Die Ausgrabung, die 2017 und 2018 durchgeführt wurde, förderte 170 menschliche Knochenfragmente zutage, die vermutlich von einer erwachsenen Frau unter 1,5 Metern Körpergröße stammen und in Schichten aus Asche, Holzkohle und Sedimenten zusammenlagen. Die Entdeckung bietet einen seltenen Einblick in die Bestattungspraktiken und die soziale Komplexität dieser frühen Gemeinschaften.
Das Forschungsteam, das an der Stätte arbeitet, vermutet, dass die Einäscherung eine bewusste und symbolische Handlung darstellt, die die Überzeugungen der Jäger und Sammler über den Tod und das Jenseits widerspiegelt. Die Anwesenheit eines erwachsenen Individuums unterstreicht zusätzlich die Bedeutung des Rituals innerhalb ihrer sozialen Struktur.
Der Fund stellt bisherige Annahmen über die Entwicklung komplexer sozialer Verhaltensweisen und Bestattungspraktiken in Frage und deutet darauf hin, dass diese früher als bisher angenommen unter afrikanischen Jäger- und Sammlergesellschaften entstanden sind. Diese Entdeckung trägt zu der wachsenden Zahl von Beweisen bei, die die Raffinesse und den kulturellen Reichtum der alten afrikanischen Bevölkerungsgruppen belegen.
Weitere Analysen der Knochenfragmente und der umgebenden Materialien sind geplant, um mehr Informationen über das Individuum, den Einäscherungsprozess und die Umgebung, in der er stattfand, zu gewinnen. Das Forschungsteam hofft, weitere Details über die Überzeugungen und Praktiken dieser alten Jäger und Sammler und ihren Platz in der Menschheitsgeschichte aufzudecken.

Zu bearbeiten:
(1) Geben Sie im Text über den Einäscherungsfund den Abschnitt von „Die Ausgrabung, die“ bis „dieser frühen Gemeinschaften.“ erneut wieder und ersetzen Sie dabei „Ausgrabung“ durch „Grabung“.
(2) Beantworten Sie anhand des Textes über den Einäscherungsfund die folgenden Fragen:
(a) In welchen Jahren wurde die Ausgrabung durchgeführt?
(b) Wie viele menschliche Knochenfragmente kamen dabei zutage?
(c) Wovon sind weitere Analysen geplant?

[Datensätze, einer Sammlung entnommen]
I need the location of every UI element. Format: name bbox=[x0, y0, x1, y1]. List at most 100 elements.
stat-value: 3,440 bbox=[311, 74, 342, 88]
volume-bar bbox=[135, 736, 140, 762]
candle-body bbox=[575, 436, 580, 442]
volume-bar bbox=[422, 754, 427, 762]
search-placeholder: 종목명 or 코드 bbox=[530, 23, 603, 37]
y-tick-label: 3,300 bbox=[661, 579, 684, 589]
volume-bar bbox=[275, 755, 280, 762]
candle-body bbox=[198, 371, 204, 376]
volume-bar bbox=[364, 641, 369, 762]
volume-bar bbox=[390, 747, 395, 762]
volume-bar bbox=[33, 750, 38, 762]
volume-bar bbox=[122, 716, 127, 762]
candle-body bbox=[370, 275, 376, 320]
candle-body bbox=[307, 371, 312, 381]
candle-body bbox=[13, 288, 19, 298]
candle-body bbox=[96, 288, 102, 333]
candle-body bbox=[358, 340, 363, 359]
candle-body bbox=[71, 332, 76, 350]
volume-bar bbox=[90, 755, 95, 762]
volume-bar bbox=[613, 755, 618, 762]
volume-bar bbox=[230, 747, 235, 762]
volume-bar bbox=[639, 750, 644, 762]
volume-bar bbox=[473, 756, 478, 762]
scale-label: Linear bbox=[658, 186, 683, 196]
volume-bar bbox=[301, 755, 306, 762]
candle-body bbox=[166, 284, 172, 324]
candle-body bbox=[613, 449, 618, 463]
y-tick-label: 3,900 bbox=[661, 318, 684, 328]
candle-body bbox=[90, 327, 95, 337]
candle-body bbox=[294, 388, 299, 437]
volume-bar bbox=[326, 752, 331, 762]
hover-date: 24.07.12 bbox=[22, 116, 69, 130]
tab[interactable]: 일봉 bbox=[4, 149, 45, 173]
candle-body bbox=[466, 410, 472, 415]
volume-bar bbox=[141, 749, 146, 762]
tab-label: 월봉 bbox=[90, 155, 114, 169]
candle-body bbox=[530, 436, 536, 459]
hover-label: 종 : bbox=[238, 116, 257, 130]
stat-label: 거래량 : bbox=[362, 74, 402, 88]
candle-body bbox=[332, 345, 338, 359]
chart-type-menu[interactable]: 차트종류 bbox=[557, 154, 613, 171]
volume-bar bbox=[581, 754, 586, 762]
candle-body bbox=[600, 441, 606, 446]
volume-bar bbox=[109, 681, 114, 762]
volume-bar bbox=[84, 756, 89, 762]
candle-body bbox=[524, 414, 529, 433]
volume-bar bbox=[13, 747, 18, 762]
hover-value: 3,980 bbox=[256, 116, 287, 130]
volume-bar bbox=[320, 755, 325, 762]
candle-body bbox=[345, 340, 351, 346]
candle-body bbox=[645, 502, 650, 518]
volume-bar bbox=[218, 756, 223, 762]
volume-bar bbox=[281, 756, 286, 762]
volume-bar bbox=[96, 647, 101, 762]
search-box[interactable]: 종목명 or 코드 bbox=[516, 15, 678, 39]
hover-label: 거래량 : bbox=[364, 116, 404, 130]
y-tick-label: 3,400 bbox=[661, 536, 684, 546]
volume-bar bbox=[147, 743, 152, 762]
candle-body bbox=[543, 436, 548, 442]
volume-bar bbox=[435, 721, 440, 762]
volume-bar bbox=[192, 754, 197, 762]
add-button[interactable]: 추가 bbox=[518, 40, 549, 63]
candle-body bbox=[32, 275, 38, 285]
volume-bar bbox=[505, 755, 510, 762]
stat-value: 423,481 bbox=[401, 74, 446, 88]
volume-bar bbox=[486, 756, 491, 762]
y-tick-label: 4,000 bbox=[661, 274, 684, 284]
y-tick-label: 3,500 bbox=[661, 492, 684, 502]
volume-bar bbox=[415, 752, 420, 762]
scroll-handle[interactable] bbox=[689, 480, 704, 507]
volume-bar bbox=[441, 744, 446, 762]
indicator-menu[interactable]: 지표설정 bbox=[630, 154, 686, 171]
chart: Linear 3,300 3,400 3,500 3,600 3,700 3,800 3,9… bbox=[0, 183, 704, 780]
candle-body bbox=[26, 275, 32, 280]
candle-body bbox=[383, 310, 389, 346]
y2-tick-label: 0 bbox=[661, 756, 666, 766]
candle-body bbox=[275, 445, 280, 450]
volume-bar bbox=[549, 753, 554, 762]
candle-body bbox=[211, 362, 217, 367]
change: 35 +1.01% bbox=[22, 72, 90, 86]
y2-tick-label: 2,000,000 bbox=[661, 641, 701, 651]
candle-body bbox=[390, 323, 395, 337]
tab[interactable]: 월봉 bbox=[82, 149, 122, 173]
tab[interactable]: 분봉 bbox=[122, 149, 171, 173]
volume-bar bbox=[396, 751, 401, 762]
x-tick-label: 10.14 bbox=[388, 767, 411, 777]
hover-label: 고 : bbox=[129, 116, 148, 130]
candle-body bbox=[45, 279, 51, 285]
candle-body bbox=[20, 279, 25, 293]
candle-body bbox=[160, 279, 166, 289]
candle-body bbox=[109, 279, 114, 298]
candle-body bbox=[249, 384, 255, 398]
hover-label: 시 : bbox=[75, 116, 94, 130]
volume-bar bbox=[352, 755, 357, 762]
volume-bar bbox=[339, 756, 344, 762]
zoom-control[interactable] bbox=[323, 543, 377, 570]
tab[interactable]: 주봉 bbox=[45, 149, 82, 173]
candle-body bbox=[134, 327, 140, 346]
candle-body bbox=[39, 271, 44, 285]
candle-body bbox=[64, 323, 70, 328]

Antworten je Aufgabe:
(1)
Die Grabung, die 2017 und 2018 durchgeführt wurde, förderte 170 menschliche Knochenfragmente zutage, die vermutlich von einer erwachsenen Frau unter 1,5 Metern Körpergröße stammen und in Schichten aus Asche, Holzkohle und Sedimenten zusammenlagen. Die Entdeckung bietet einen seltenen Einblick in die Bestattungspraktiken und die soziale Komplexität dieser frühen Gemeinschaften.

(2)
(a) 2017 und 2018
(b) 170
(c) Von den Knochenfragmenten und den umgebenden Materialien